Every line below that contains "Thickness" is to be copied.

▸ **Excerpted records**
::::
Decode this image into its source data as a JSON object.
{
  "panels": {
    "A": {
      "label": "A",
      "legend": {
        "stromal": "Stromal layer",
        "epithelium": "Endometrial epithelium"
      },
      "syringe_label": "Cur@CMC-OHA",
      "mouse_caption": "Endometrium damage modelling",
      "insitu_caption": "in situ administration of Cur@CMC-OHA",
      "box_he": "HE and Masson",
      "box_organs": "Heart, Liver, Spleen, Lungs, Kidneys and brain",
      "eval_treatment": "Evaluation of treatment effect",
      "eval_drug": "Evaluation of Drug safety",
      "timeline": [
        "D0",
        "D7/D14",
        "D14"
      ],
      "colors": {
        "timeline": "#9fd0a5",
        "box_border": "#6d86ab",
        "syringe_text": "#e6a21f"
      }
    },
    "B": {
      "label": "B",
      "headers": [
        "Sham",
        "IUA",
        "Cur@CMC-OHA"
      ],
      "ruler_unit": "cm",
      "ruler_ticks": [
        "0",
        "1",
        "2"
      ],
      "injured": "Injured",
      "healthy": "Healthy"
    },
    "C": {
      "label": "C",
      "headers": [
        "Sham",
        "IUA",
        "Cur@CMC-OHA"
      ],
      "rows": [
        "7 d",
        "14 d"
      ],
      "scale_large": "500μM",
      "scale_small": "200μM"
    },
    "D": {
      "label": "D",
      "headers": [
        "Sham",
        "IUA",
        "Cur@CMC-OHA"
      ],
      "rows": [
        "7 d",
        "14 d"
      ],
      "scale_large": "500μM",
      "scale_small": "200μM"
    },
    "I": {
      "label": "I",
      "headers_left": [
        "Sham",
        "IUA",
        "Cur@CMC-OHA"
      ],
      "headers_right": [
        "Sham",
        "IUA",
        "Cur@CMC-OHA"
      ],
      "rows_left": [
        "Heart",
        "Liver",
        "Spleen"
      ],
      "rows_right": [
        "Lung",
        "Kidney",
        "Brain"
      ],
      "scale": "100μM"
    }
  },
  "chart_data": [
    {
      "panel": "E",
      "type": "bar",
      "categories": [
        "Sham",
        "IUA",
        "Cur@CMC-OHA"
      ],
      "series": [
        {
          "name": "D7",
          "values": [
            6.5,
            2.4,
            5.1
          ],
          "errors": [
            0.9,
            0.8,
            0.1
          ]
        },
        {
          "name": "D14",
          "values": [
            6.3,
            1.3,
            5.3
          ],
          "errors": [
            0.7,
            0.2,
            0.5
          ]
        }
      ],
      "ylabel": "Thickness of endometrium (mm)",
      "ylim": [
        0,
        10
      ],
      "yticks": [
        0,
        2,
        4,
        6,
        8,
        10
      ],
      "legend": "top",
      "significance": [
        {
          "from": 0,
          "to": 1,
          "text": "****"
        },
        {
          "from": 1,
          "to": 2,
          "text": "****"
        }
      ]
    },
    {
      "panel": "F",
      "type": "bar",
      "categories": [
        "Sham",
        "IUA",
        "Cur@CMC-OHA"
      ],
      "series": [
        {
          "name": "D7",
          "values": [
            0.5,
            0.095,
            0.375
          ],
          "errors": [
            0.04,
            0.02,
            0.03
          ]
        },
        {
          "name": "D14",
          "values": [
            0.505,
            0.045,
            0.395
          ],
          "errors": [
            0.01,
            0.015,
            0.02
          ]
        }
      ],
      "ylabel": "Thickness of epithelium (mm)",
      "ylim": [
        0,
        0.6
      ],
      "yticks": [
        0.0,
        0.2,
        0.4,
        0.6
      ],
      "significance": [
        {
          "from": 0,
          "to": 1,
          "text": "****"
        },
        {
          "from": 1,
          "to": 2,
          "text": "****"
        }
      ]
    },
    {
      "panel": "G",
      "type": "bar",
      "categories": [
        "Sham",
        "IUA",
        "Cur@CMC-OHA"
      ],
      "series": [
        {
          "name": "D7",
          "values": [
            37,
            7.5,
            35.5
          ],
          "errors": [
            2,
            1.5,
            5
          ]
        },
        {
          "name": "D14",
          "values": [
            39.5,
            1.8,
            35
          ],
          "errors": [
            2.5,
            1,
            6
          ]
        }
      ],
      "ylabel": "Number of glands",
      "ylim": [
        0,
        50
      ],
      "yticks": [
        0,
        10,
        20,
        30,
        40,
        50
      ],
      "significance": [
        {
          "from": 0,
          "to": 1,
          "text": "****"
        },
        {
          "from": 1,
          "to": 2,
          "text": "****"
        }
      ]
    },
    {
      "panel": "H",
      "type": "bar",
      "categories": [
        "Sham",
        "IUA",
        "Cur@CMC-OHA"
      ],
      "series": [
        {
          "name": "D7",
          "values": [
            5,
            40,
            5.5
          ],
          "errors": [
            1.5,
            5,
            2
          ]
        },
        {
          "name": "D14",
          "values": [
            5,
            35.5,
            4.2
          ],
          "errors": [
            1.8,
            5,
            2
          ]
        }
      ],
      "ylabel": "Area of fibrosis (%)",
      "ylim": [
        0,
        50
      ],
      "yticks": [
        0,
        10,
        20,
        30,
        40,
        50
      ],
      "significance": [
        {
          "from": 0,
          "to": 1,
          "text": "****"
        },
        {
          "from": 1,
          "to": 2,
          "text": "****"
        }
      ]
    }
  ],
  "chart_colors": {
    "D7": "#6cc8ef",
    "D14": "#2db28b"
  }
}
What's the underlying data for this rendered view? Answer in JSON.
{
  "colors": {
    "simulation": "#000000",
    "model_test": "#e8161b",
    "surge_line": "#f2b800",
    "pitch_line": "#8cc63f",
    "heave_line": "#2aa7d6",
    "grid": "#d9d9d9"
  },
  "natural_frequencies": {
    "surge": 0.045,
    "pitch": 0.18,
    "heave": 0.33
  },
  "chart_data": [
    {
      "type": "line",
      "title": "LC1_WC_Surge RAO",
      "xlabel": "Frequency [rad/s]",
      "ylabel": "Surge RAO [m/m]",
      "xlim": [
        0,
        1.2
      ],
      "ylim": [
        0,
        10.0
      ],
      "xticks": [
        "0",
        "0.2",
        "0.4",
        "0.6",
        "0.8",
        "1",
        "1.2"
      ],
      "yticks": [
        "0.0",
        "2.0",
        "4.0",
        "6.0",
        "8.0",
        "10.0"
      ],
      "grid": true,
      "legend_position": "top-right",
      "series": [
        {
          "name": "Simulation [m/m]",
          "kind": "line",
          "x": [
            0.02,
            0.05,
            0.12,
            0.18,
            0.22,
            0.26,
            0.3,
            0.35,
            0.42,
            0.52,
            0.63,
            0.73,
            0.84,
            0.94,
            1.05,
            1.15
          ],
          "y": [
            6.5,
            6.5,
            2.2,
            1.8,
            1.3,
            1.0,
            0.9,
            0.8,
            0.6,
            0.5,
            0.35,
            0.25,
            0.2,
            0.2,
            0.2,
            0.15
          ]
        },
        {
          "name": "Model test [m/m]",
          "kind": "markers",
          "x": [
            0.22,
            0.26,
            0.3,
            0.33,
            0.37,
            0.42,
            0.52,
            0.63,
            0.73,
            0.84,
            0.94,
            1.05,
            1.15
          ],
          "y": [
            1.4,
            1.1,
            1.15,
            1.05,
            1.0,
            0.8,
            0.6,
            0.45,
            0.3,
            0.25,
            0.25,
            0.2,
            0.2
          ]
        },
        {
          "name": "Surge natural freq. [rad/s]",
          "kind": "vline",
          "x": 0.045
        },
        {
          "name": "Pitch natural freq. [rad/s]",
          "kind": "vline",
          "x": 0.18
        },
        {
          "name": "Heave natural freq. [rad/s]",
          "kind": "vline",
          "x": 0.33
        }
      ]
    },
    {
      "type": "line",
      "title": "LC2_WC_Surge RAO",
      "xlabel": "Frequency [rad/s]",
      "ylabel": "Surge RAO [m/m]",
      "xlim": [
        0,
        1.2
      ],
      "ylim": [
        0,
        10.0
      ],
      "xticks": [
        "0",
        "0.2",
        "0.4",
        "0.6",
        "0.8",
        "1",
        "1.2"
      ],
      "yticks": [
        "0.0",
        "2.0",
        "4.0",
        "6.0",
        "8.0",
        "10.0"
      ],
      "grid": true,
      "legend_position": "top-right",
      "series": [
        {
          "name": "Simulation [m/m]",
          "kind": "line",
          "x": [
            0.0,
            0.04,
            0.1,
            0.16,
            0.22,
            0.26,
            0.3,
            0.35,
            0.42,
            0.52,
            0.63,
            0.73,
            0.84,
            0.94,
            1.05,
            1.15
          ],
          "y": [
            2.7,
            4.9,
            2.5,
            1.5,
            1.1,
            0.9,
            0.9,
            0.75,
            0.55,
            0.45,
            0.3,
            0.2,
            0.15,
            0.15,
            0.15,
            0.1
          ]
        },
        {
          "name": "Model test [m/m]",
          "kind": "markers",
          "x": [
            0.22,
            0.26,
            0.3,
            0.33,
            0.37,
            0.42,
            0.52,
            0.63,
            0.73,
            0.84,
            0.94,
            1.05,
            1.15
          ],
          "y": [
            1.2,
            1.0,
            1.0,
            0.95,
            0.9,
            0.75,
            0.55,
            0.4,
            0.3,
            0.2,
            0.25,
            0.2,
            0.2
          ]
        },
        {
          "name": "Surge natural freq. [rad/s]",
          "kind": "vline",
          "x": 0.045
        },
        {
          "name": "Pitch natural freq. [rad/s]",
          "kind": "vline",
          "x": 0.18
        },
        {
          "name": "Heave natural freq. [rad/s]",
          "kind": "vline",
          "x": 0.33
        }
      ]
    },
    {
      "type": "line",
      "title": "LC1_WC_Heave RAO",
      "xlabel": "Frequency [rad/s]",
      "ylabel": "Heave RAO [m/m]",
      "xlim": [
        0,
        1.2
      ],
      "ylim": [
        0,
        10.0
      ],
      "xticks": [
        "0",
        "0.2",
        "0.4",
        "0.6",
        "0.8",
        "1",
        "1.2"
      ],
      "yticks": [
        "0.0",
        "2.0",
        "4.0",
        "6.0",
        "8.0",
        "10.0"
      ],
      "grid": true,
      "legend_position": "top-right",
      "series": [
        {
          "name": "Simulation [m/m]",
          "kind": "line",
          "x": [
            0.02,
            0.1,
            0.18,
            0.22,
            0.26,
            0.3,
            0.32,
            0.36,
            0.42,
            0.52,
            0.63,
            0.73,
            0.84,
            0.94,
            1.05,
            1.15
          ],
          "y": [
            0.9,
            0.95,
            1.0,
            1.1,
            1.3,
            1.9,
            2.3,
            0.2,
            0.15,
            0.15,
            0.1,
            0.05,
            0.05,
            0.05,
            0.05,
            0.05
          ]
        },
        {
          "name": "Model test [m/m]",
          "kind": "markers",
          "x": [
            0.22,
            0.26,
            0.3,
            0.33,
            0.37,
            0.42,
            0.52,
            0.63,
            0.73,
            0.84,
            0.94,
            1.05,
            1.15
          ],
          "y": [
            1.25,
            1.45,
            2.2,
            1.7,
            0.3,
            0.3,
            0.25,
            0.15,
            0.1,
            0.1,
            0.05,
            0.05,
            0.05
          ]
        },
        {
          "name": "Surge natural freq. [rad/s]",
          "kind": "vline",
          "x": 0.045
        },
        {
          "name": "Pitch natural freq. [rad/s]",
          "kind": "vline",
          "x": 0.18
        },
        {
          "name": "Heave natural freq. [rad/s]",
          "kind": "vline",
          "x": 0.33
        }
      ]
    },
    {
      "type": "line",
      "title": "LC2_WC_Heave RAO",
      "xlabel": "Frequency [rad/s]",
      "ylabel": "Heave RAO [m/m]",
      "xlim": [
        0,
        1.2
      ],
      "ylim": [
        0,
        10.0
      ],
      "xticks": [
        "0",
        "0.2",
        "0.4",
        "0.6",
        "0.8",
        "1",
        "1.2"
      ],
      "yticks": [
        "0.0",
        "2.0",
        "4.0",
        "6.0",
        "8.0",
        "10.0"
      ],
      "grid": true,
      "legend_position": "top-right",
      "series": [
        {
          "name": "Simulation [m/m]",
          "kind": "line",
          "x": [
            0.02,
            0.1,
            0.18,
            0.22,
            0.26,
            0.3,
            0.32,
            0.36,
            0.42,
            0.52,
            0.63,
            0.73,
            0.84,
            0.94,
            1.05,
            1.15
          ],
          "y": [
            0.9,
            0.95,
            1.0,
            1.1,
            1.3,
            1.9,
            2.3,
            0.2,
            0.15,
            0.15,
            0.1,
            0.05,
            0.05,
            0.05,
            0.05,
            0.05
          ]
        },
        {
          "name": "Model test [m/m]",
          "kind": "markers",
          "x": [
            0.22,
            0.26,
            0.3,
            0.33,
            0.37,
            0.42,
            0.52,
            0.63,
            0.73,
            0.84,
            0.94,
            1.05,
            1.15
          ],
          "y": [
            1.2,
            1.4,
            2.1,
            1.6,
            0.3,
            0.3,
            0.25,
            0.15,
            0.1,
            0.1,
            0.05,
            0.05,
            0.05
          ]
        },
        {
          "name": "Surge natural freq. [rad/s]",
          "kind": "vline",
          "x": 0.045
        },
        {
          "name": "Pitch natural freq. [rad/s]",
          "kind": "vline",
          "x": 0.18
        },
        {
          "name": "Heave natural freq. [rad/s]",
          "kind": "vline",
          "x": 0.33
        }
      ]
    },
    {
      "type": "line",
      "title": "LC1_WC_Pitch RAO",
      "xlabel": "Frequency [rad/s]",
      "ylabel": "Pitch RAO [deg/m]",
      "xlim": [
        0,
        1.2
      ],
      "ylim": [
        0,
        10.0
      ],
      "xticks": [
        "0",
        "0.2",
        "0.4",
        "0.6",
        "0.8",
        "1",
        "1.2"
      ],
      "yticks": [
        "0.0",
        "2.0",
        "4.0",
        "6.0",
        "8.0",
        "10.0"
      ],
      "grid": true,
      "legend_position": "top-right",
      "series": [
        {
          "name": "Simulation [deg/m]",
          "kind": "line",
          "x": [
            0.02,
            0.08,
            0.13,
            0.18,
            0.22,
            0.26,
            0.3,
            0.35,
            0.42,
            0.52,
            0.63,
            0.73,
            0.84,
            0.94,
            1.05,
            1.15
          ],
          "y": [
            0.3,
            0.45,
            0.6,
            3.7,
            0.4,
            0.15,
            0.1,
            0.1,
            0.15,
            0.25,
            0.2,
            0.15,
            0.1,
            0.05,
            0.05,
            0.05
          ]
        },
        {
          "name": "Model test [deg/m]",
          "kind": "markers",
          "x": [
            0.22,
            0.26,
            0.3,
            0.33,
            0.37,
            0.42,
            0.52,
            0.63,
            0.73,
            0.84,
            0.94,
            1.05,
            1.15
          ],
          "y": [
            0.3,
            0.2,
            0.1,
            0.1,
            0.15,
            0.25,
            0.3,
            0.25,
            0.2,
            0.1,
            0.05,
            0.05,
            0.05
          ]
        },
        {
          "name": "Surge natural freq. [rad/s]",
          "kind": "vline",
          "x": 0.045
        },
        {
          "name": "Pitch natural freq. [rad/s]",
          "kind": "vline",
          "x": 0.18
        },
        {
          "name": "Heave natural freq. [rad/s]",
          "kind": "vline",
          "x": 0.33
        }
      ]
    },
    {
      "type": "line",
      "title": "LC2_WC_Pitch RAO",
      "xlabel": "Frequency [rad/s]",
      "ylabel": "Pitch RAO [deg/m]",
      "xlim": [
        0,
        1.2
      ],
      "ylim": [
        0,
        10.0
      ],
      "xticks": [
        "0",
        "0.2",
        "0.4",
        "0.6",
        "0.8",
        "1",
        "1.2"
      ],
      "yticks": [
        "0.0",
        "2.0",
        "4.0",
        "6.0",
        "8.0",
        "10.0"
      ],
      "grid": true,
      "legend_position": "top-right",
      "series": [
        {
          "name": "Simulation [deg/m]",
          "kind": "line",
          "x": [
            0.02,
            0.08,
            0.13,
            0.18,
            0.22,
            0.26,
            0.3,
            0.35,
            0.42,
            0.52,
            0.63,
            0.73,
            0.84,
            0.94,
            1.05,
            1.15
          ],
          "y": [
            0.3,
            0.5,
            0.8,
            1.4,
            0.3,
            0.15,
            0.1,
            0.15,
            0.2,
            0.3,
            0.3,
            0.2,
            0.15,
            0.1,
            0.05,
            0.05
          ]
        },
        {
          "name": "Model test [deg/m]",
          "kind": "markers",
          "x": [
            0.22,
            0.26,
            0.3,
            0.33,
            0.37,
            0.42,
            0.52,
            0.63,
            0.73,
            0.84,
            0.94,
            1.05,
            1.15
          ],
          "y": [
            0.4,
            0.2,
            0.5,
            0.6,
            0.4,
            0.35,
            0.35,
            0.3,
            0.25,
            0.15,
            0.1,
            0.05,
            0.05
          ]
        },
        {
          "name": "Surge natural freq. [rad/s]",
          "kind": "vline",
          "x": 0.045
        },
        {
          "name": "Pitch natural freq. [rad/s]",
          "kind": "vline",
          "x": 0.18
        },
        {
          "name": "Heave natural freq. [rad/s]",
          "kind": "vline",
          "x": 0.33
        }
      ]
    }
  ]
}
::::
▸ **Written response**
      "ylabel": "Thickness of endometrium (mm)",
      "ylabel": "Thickness of epithelium (mm)",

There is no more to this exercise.